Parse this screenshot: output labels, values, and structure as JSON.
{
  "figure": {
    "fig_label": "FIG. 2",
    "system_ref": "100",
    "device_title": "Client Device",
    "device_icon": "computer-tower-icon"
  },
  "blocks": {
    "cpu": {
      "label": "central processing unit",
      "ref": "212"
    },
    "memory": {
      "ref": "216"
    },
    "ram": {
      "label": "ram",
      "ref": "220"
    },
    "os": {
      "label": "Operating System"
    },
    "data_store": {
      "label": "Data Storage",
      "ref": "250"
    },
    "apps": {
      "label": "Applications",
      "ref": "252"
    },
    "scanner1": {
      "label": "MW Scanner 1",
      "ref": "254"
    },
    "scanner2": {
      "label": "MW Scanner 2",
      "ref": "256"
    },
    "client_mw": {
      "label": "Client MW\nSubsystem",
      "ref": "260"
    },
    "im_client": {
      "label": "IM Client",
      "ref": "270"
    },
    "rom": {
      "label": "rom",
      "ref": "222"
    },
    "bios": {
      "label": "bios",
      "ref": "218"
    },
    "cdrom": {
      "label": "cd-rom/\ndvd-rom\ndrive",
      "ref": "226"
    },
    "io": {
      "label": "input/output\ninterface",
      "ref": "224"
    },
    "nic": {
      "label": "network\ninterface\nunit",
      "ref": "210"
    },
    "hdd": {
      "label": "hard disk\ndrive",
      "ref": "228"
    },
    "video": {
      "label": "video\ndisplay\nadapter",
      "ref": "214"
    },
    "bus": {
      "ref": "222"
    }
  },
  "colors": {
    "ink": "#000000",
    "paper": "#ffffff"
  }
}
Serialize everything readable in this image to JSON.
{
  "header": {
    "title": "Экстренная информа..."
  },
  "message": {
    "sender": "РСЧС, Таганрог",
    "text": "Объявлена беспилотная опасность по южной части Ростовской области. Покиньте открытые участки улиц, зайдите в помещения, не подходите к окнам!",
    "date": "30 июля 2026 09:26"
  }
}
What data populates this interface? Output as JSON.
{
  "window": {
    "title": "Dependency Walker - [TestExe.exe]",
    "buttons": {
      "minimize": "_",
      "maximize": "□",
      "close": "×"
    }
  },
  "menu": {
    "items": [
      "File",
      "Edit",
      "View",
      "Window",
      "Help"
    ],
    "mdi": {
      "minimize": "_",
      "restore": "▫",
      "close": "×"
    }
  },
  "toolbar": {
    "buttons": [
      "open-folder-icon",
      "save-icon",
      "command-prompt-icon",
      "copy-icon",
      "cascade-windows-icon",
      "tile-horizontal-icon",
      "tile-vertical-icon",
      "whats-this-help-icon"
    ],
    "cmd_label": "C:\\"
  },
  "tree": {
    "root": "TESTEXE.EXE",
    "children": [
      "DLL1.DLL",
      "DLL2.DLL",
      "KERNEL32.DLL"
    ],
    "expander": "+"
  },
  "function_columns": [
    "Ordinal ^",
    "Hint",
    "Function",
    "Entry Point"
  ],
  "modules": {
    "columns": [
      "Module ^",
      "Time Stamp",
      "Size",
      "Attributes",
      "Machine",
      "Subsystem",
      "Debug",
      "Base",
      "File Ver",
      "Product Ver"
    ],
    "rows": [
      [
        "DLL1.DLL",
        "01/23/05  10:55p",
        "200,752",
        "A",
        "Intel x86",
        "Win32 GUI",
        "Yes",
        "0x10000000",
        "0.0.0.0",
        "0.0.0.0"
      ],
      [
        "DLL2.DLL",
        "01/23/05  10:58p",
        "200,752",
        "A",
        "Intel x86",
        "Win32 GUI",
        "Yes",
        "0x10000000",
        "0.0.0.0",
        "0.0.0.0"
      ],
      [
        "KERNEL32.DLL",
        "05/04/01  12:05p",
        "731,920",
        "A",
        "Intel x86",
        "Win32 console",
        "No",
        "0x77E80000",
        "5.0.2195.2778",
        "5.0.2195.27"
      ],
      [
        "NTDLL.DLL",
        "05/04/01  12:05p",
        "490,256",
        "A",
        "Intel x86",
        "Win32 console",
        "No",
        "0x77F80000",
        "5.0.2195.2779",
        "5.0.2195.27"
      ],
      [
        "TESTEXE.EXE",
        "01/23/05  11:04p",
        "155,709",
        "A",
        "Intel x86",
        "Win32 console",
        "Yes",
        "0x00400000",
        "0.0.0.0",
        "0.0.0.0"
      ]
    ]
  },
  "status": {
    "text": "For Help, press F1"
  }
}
○ ○ ○ ○ ○ ○ ○
# [Challenge]
From the first line to the last, retype the data exactly.

# [Final answer]
Parse this screenshot: output labels, values, and structure as JSON.
{
  "figure": {
    "fig_label": "FIG. 2",
    "system_ref": "100",
    "device_title": "Client Device",
    "device_icon": "computer-tower-icon"
  },
  "blocks": {
    "cpu": {
      "label": "central processing unit",
      "ref": "212"
    },
    "memory": {
      "ref": "216"
    },
    "ram": {
      "label": "ram",
      "ref": "220"
    },
    "os": {
      "label": "Operating System"
    },
    "data_store": {
      "label": "Data Storage",
      "ref": "250"
    },
    "apps": {
      "label": "Applications",
      "ref": "252"
    },
    "scanner1": {
      "label": "MW Scanner 1",
      "ref": "254"
    },
    "scanner2": {
      "label": "MW Scanner 2",
      "ref": "256"
    },
    "client_mw": {
      "label": "Client MW\nSubsystem",
      "ref": "260"
    },
    "im_client": {
      "label": "IM Client",
      "ref": "270"
    },
    "rom": {
      "label": "rom",
      "ref": "222"
    },
    "bios": {
      "label": "bios",
      "ref": "218"
    },
    "cdrom": {
      "label": "cd-rom/\ndvd-rom\ndrive",
      "ref": "226"
    },
    "io": {
      "label": "input/output\ninterface",
      "ref": "224"
    },
    "nic": {
      "label": "network\ninterface\nunit",
      "ref": "210"
    },
    "hdd": {
      "label": "hard disk\ndrive",
      "ref": "228"
    },
    "video": {
      "label": "video\ndisplay\nadapter",
      "ref": "214"
    },
    "bus": {
      "ref": "222"
    }
  },
  "colors": {
    "ink": "#000000",
    "paper": "#ffffff"
  }
}
Serialize everything readable in this image to JSON.
{
  "header": {
    "title": "Экстренная информа..."
  },
  "message": {
    "sender": "РСЧС, Таганрог",
    "text": "Объявлена беспилотная опасность по южной части Ростовской области. Покиньте открытые участки улиц, зайдите в помещения, не подходите к окнам!",
    "date": "30 июля 2026 09:26"
  }
}
What data populates this interface? Output as JSON.
{
  "window": {
    "title": "Dependency Walker - [TestExe.exe]",
    "buttons": {
      "minimize": "_",
      "maximize": "□",
      "close": "×"
    }
  },
  "menu": {
    "items": [
      "File",
      "Edit",
      "View",
      "Window",
      "Help"
    ],
    "mdi": {
      "minimize": "_",
      "restore": "▫",
      "close": "×"
    }
  },
  "toolbar": {
    "buttons": [
      "open-folder-icon",
      "save-icon",
      "command-prompt-icon",
      "copy-icon",
      "cascade-windows-icon",
      "tile-horizontal-icon",
      "tile-vertical-icon",
      "whats-this-help-icon"
    ],
    "cmd_label": "C:\\"
  },
  "tree": {
    "root": "TESTEXE.EXE",
    "children": [
      "DLL1.DLL",
      "DLL2.DLL",
      "KERNEL32.DLL"
    ],
    "expander": "+"
  },
  "function_columns": [
    "Ordinal ^",
    "Hint",
    "Function",
    "Entry Point"
  ],
  "modules": {
    "columns": [
      "Module ^",
      "Time Stamp",
      "Size",
      "Attributes",
      "Machine",
      "Subsystem",
      "Debug",
      "Base",
      "File Ver",
      "Product Ver"
    ],
    "rows": [
      [
        "DLL1.DLL",
        "01/23/05  10:55p",
        "200,752",
        "A",
        "Intel x86",
        "Win32 GUI",
        "Yes",
        "0x10000000",
        "0.0.0.0",
        "0.0.0.0"
      ],
      [
        "DLL2.DLL",
        "01/23/05  10:58p",
        "200,752",
        "A",
        "Intel x86",
        "Win32 GUI",
        "Yes",
        "0x10000000",
        "0.0.0.0",
        "0.0.0.0"
      ],
      [
        "KERNEL32.DLL",
        "05/04/01  12:05p",
        "731,920",
        "A",
        "Intel x86",
        "Win32 console",
        "No",
        "0x77E80000",
        "5.0.2195.2778",
        "5.0.2195.27"
      ],
      [
        "NTDLL.DLL",
        "05/04/01  12:05p",
        "490,256",
        "A",
        "Intel x86",
        "Win32 console",
        "No",
        "0x77F80000",
        "5.0.2195.2779",
        "5.0.2195.27"
      ],
      [
        "TESTEXE.EXE",
        "01/23/05  11:04p",
        "155,709",
        "A",
        "Intel x86",
        "Win32 console",
        "Yes",
        "0x00400000",
        "0.0.0.0",
        "0.0.0.0"
      ]
    ]
  },
  "status": {
    "text": "For Help, press F1"
  }
}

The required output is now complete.